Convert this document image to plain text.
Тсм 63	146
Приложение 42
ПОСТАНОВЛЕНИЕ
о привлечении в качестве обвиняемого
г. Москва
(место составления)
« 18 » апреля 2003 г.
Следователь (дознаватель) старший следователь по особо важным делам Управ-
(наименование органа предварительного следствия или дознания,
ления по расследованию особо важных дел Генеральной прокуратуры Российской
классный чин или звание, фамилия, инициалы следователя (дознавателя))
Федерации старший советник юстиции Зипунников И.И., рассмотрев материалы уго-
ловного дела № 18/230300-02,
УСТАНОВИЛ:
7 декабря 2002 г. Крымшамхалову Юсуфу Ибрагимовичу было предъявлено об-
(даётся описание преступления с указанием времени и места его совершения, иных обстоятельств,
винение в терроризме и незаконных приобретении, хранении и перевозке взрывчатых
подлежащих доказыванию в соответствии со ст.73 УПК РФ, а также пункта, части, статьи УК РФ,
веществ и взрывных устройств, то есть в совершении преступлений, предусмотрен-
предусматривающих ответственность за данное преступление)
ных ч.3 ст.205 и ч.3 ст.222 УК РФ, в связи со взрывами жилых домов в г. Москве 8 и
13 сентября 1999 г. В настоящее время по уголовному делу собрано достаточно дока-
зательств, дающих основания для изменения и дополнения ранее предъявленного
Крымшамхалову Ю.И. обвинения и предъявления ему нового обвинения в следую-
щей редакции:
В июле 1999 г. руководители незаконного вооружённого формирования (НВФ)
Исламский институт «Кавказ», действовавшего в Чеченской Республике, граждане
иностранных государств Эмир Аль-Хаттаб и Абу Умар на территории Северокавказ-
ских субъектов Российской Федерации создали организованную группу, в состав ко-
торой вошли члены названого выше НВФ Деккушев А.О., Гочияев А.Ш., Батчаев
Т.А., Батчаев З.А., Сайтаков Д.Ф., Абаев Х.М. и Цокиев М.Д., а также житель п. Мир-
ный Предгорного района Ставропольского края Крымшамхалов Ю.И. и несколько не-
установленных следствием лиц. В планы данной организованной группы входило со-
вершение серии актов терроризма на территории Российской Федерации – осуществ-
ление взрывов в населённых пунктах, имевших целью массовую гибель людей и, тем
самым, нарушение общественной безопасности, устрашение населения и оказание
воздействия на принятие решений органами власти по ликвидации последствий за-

============

§ **Aim of the task**
Show every line that contains the word "особо".

§ **Output for this task**
Следователь (дознаватель) старший следователь по особо важным делам Управ-
ления по расследованию особо важных дел Генеральной прокуратуры Российской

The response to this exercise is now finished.